— Begin —
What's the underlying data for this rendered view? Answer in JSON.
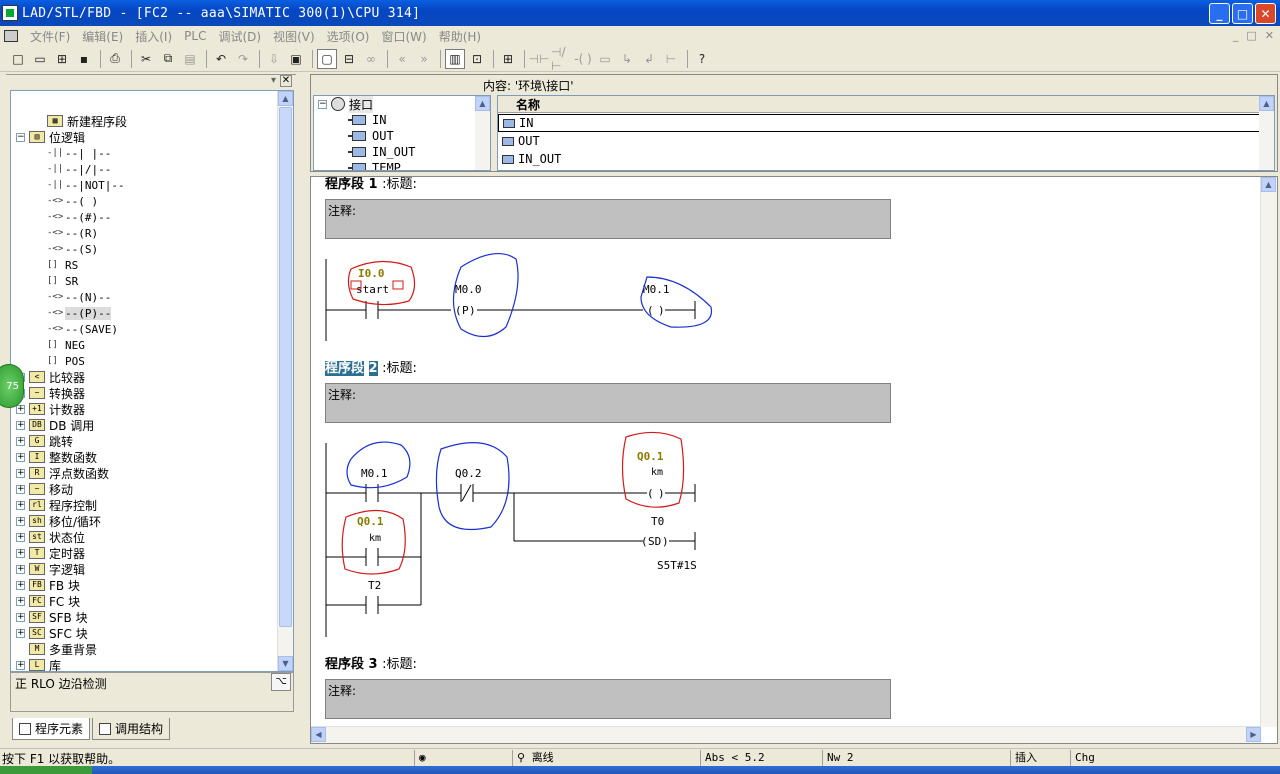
{
  "window": {
    "title": "LAD/STL/FBD  - [FC2 -- aaa\\SIMATIC 300(1)\\CPU 314]",
    "min_label": "_",
    "max_label": "□",
    "close_label": "✕"
  },
  "menu": {
    "items": [
      "文件(F)",
      "编辑(E)",
      "插入(I)",
      "PLC",
      "调试(D)",
      "视图(V)",
      "选项(O)",
      "窗口(W)",
      "帮助(H)"
    ],
    "mdi_controls": [
      "_",
      "□",
      "✕"
    ]
  },
  "toolbar": {
    "icons": [
      "new-icon",
      "open-icon",
      "accessible-nodes-icon",
      "save-icon",
      "print-icon",
      "cut-icon",
      "copy-icon",
      "paste-icon",
      "undo-icon",
      "redo-icon",
      "download-icon",
      "monitor-icon",
      "overview-icon",
      "module-info-icon",
      "monitoring-glasses-icon",
      "first-network-icon",
      "last-network-icon",
      "ladder-icon",
      "program-elements-icon",
      "network-icon",
      "no-contact-icon",
      "nc-contact-icon",
      "coil-icon",
      "box-icon",
      "branch-open-icon",
      "branch-close-icon",
      "connector-icon",
      "help-icon"
    ]
  },
  "sidebar": {
    "top_item": "新建程序段",
    "bit_logic": {
      "label": "位逻辑",
      "expander": "−",
      "items": [
        {
          "icon": "-||",
          "label": "--|  |--"
        },
        {
          "icon": "-||",
          "label": "--|/|--"
        },
        {
          "icon": "-||",
          "label": "--|NOT|--"
        },
        {
          "icon": "-<>",
          "label": "--( )"
        },
        {
          "icon": "-<>",
          "label": "--(#)--"
        },
        {
          "icon": "-<>",
          "label": "--(R)"
        },
        {
          "icon": "-<>",
          "label": "--(S)"
        },
        {
          "icon": "[]",
          "label": "RS"
        },
        {
          "icon": "[]",
          "label": "SR"
        },
        {
          "icon": "-<>",
          "label": "--(N)--"
        },
        {
          "icon": "-<>",
          "label": "--(P)--",
          "selected": true
        },
        {
          "icon": "-<>",
          "label": "--(SAVE)"
        },
        {
          "icon": "[]",
          "label": "NEG"
        },
        {
          "icon": "[]",
          "label": "POS"
        }
      ]
    },
    "groups": [
      {
        "expander": "+",
        "icon": "<",
        "label": "比较器"
      },
      {
        "expander": "+",
        "icon": "~",
        "label": "转换器"
      },
      {
        "expander": "+",
        "icon": "+1",
        "label": "计数器"
      },
      {
        "expander": "+",
        "icon": "DB",
        "label": "DB 调用"
      },
      {
        "expander": "+",
        "icon": "G",
        "label": "跳转"
      },
      {
        "expander": "+",
        "icon": "I",
        "label": "整数函数"
      },
      {
        "expander": "+",
        "icon": "R",
        "label": "浮点数函数"
      },
      {
        "expander": "+",
        "icon": "~",
        "label": "移动"
      },
      {
        "expander": "+",
        "icon": "rl",
        "label": "程序控制"
      },
      {
        "expander": "+",
        "icon": "sh",
        "label": "移位/循环"
      },
      {
        "expander": "+",
        "icon": "st",
        "label": "状态位"
      },
      {
        "expander": "+",
        "icon": "T",
        "label": "定时器"
      },
      {
        "expander": "+",
        "icon": "W",
        "label": "字逻辑"
      },
      {
        "expander": "+",
        "icon": "FB",
        "label": "FB 块"
      },
      {
        "expander": "+",
        "icon": "FC",
        "label": "FC 块"
      },
      {
        "expander": "+",
        "icon": "SF",
        "label": "SFB 块"
      },
      {
        "expander": "+",
        "icon": "SC",
        "label": "SFC 块"
      },
      {
        "expander": "",
        "icon": "M",
        "label": "多重背景"
      },
      {
        "expander": "+",
        "icon": "L",
        "label": "库"
      }
    ],
    "description": "正 RLO 边沿检测",
    "desc_icon": "⌥",
    "tabs": [
      "程序元素",
      "调用结构"
    ],
    "badge": "75"
  },
  "interface": {
    "content_label": "内容:  '环境\\接口'",
    "tree": {
      "expander": "−",
      "root": "接口",
      "items": [
        "IN",
        "OUT",
        "IN_OUT",
        "TEMP"
      ]
    },
    "grid": {
      "header": "名称",
      "rows": [
        "IN",
        "OUT",
        "IN_OUT"
      ]
    }
  },
  "editor": {
    "networks": [
      {
        "prefix": "程序段",
        "num": "1",
        "suffix": ":标题:",
        "comment_label": "注释:"
      },
      {
        "prefix": "程序段",
        "num": "2",
        "suffix": ":标题:",
        "comment_label": "注释:"
      },
      {
        "prefix": "程序段",
        "num": "3",
        "suffix": ":标题:",
        "comment_label": "注释:"
      }
    ],
    "net1": {
      "contact1_addr": "I0.0",
      "contact1_sym": "start",
      "edge_addr": "M0.0",
      "edge_op": "P",
      "coil_addr": "M0.1",
      "coil_op": " "
    },
    "net2": {
      "c1_addr": "M0.1",
      "c2_addr": "Q0.2",
      "coil_addr": "Q0.1",
      "coil_sym": "km",
      "coil_op": " ",
      "p_addr": "Q0.1",
      "p_sym": "km",
      "t2_addr": "T2",
      "timer_addr": "T0",
      "timer_op": "SD",
      "timer_val": "S5T#1S"
    }
  },
  "statusbar": {
    "help": "按下 F1 以获取帮助。",
    "mode": "离线",
    "abs": "Abs < 5.2",
    "nw": "Nw 2",
    "insert": "插入",
    "chg": "Chg"
  },
  "colors": {
    "title_bar": "#0a4ab8",
    "selected_network": "#2b6f92",
    "annotation_red": "#d21a1a",
    "annotation_blue": "#1a2fd2",
    "symbol_olive": "#8a7a00"
  }
}
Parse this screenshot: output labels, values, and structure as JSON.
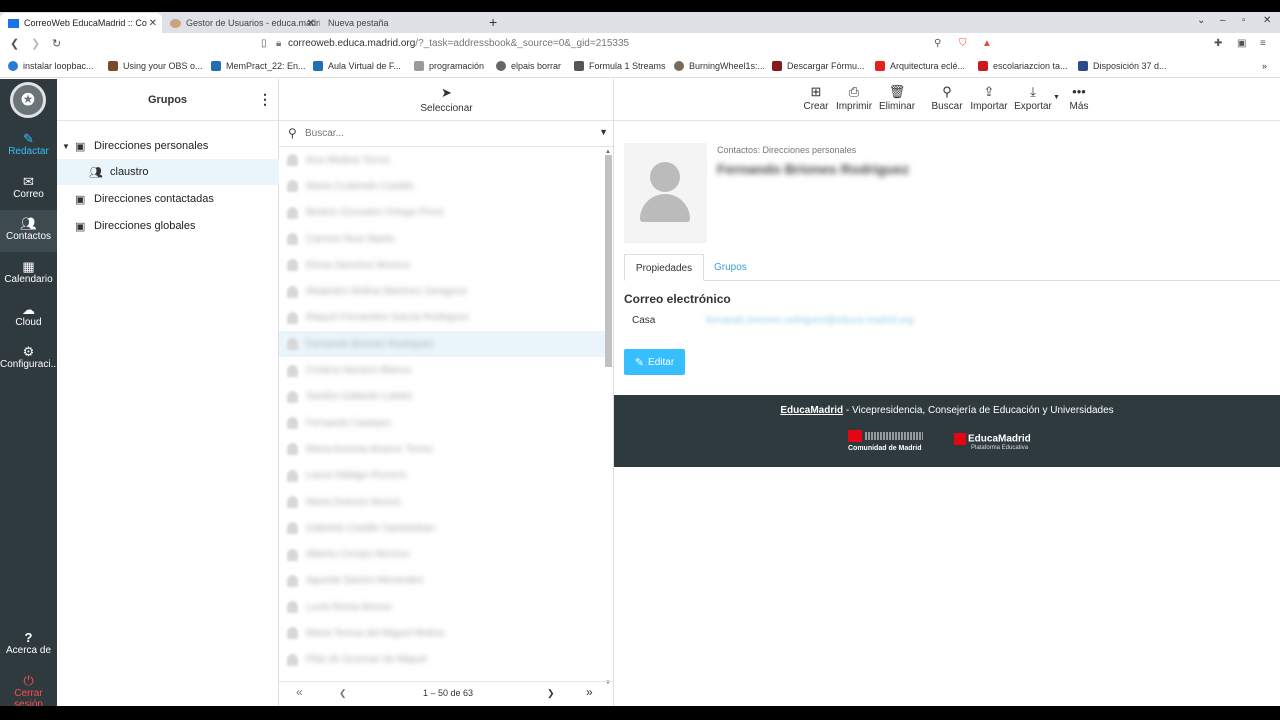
{
  "browser": {
    "tabs": [
      {
        "title": "CorreoWeb EducaMadrid :: Co",
        "active": true
      },
      {
        "title": "Gestor de Usuarios - educa.madrid",
        "active": false
      },
      {
        "title": "Nueva pestaña",
        "active": false
      }
    ],
    "url_host": "correoweb.educa.madrid.org",
    "url_path": "/?_task=addressbook&_source=0&_gid=215335",
    "bookmarks": [
      {
        "label": "instalar loopbac...",
        "color": "#2a7bd6"
      },
      {
        "label": "Using your OBS o...",
        "color": "#7a4b2a"
      },
      {
        "label": "MemPract_22: En...",
        "color": "#1f6fb2"
      },
      {
        "label": "Aula Virtual de F...",
        "color": "#1f6fb2"
      },
      {
        "label": "programación",
        "color": "#9a9a9a"
      },
      {
        "label": "elpais borrar",
        "color": "#666666"
      },
      {
        "label": "Formula 1 Streams",
        "color": "#555555"
      },
      {
        "label": "BurningWheel1s:...",
        "color": "#7a6a5a"
      },
      {
        "label": "Descargar Fórmu...",
        "color": "#8a1a1a"
      },
      {
        "label": "Arquitectura eclé...",
        "color": "#e62117"
      },
      {
        "label": "escolariazcion ta...",
        "color": "#cc1b1b"
      },
      {
        "label": "Disposición 37 d...",
        "color": "#2d4a8a"
      }
    ]
  },
  "nav": {
    "items": [
      {
        "label": "Redactar",
        "icon": "compose-icon"
      },
      {
        "label": "Correo",
        "icon": "envelope-icon"
      },
      {
        "label": "Contactos",
        "icon": "contacts-icon"
      },
      {
        "label": "Calendario",
        "icon": "calendar-icon"
      },
      {
        "label": "Cloud",
        "icon": "cloud-icon"
      },
      {
        "label": "Configuraci...",
        "icon": "gear-icon"
      }
    ],
    "about": "Acerca de",
    "logout": "Cerrar sesión"
  },
  "groups": {
    "title": "Grupos",
    "items": [
      {
        "label": "Direcciones personales"
      },
      {
        "label": "claustro"
      },
      {
        "label": "Direcciones contactadas"
      },
      {
        "label": "Direcciones globales"
      }
    ]
  },
  "contacts": {
    "select_label": "Seleccionar",
    "search_placeholder": "Buscar...",
    "names": [
      "Ana Medina Torres",
      "Marta Cuadrado Castillo",
      "Beatriz Gonzalez Ortega Perez",
      "Carmen Ruiz Martin",
      "Elena Sanchez Moreno",
      "Alejandro Molina Martinez Zaragoza",
      "Raquel Fernandez Garcia Rodriguez",
      "Fernando Briones Rodriguez",
      "Cristina Navarro Blanco",
      "Sandra Gallardo Lobato",
      "Fernando Castejon",
      "Maria Antonia Alvarez Torres",
      "Laura Hidalgo Romero",
      "Maria Dolores Munoz",
      "Gabriela Castillo Santisteban",
      "Alberto Crespo Moreno",
      "Agueda Santos Menendez",
      "Lucia Reina Alonso",
      "Maria Teresa del Miguel Molina",
      "Pilar de Guzman de Miguel"
    ],
    "selected_index": 7,
    "pager_text": "1 – 50 de 63"
  },
  "toolbar": {
    "buttons": [
      {
        "label": "Crear",
        "icon": "plus-square-icon"
      },
      {
        "label": "Imprimir",
        "icon": "printer-icon"
      },
      {
        "label": "Eliminar",
        "icon": "trash-icon"
      },
      {
        "label": "Buscar",
        "icon": "search-icon"
      },
      {
        "label": "Importar",
        "icon": "upload-icon"
      },
      {
        "label": "Exportar",
        "icon": "download-icon"
      },
      {
        "label": "Más",
        "icon": "dots-icon"
      }
    ]
  },
  "contact": {
    "context": "Contactos: Direcciones personales",
    "name": "Fernando Briones Rodriguez",
    "tabs": [
      "Propiedades",
      "Grupos"
    ],
    "section": "Correo electrónico",
    "field_label": "Casa",
    "field_value": "fernando.briones.rodriguez@educa.madrid.org",
    "edit_label": "Editar"
  },
  "footer": {
    "link": "EducaMadrid",
    "text": " - Vicepresidencia, Consejería de Educación y Universidades",
    "logo1": "Comunidad de Madrid",
    "logo2_title": "EducaMadrid",
    "logo2_sub": "Plataforma Educativa"
  },
  "colors": {
    "accent": "#37beff",
    "sidebar": "#2f3a3f",
    "selection": "#e9f5fb",
    "logout": "#ff4b4b"
  }
}
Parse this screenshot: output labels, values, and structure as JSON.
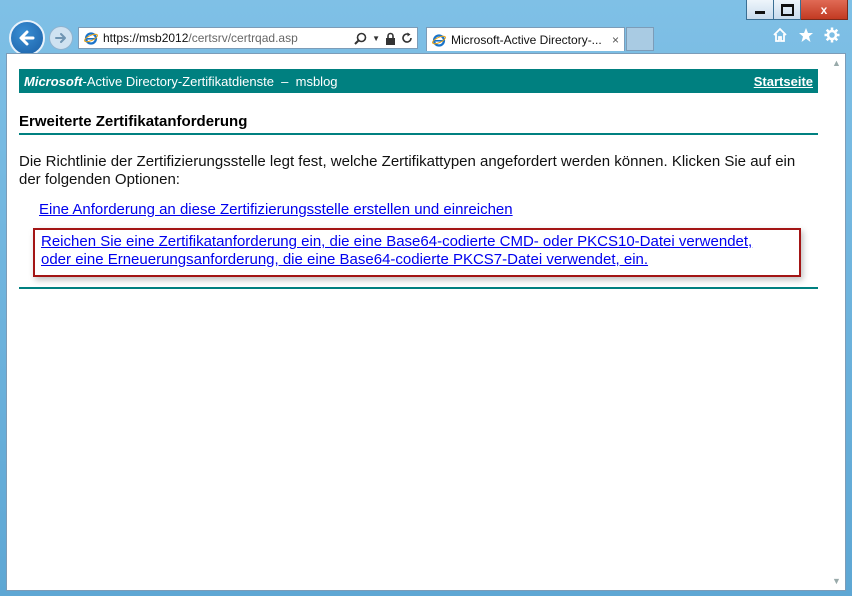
{
  "browser": {
    "url_host": "https://msb2012",
    "url_path": "/certsrv/certrqad.asp",
    "tab_title": "Microsoft-Active Directory-...",
    "tab_close": "×",
    "window_min": "",
    "window_max": "",
    "window_close": "x",
    "icons": [
      "back-arrow-icon",
      "forward-arrow-icon",
      "ie-logo-icon",
      "search-icon",
      "lock-icon",
      "refresh-icon",
      "home-icon",
      "favorites-star-icon",
      "settings-gear-icon"
    ]
  },
  "page": {
    "banner_brand": "Microsoft",
    "banner_title": "-Active Directory-Zertifikatdienste  –  msblog",
    "home_link": "Startseite",
    "heading": "Erweiterte Zertifikatanforderung",
    "description": "Die Richtlinie der Zertifizierungsstelle legt fest, welche Zertifikattypen angefordert werden können. Klicken Sie auf ein der folgenden Optionen:",
    "link_create": "Eine Anforderung an diese Zertifizierungsstelle erstellen und einreichen",
    "link_submit_line1": "Reichen Sie eine Zertifikatanforderung ein, die eine Base64-codierte CMD- oder PKCS10-Datei verwendet,",
    "link_submit_line2": "oder eine Erneuerungsanforderung, die eine Base64-codierte PKCS7-Datei verwendet, ein."
  },
  "colors": {
    "banner": "#008080",
    "link": "#0000ee",
    "highlight_border": "#a31515"
  }
}
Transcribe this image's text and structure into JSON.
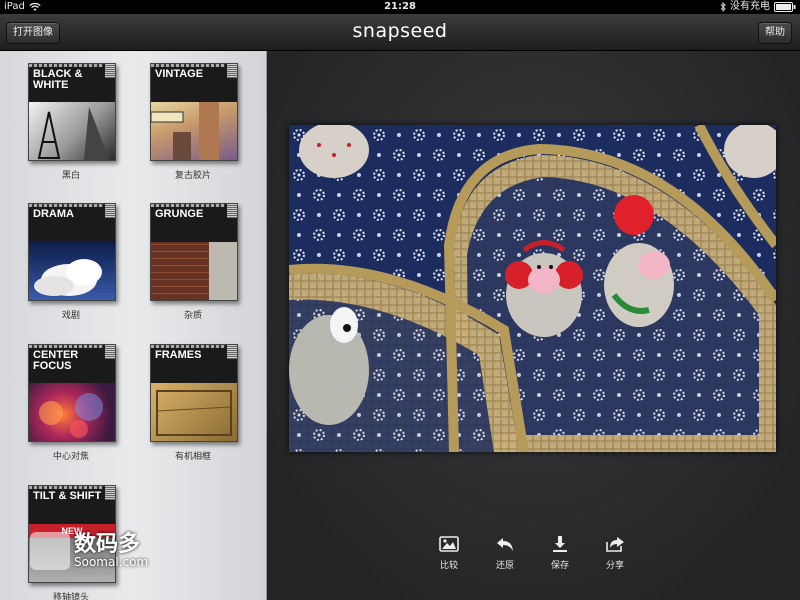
{
  "status_bar": {
    "device": "iPad",
    "time": "21:28",
    "charging": "没有充电"
  },
  "nav": {
    "title": "snapseed",
    "open_image": "打开图像",
    "help": "帮助"
  },
  "filters": [
    {
      "name": "BLACK & WHITE",
      "label_cn": "黑白"
    },
    {
      "name": "VINTAGE",
      "label_cn": "复古胶片"
    },
    {
      "name": "DRAMA",
      "label_cn": "戏剧"
    },
    {
      "name": "GRUNGE",
      "label_cn": "杂质"
    },
    {
      "name": "CENTER FOCUS",
      "label_cn": "中心对焦"
    },
    {
      "name": "FRAMES",
      "label_cn": "有机相框"
    },
    {
      "name": "TILT & SHIFT",
      "label_cn": "移轴镜头",
      "badge": "NEW"
    }
  ],
  "toolbar": [
    {
      "label": "比较",
      "icon": "image-icon"
    },
    {
      "label": "还原",
      "icon": "undo-icon"
    },
    {
      "label": "保存",
      "icon": "download-icon"
    },
    {
      "label": "分享",
      "icon": "share-icon"
    }
  ],
  "watermark": {
    "cn": "数码多",
    "en": "Soomal.com"
  },
  "colors": {
    "accent_red": "#c8202a",
    "nav_dark": "#1d1e20",
    "sidebar": "#e2e3e5"
  }
}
— End —
> **Problem to work on**: Return every line in the listing that contains the word "verwendet".

> **Task solution**:
    "link_submit_line1": "Reichen Sie eine Zertifikatanforderung ein, die eine Base64-codierte CMD- oder PKCS10-Datei verwendet,",
    "link_submit_line2": "oder eine Erneuerungsanforderung, die eine Base64-codierte PKCS7-Datei verwendet, ein."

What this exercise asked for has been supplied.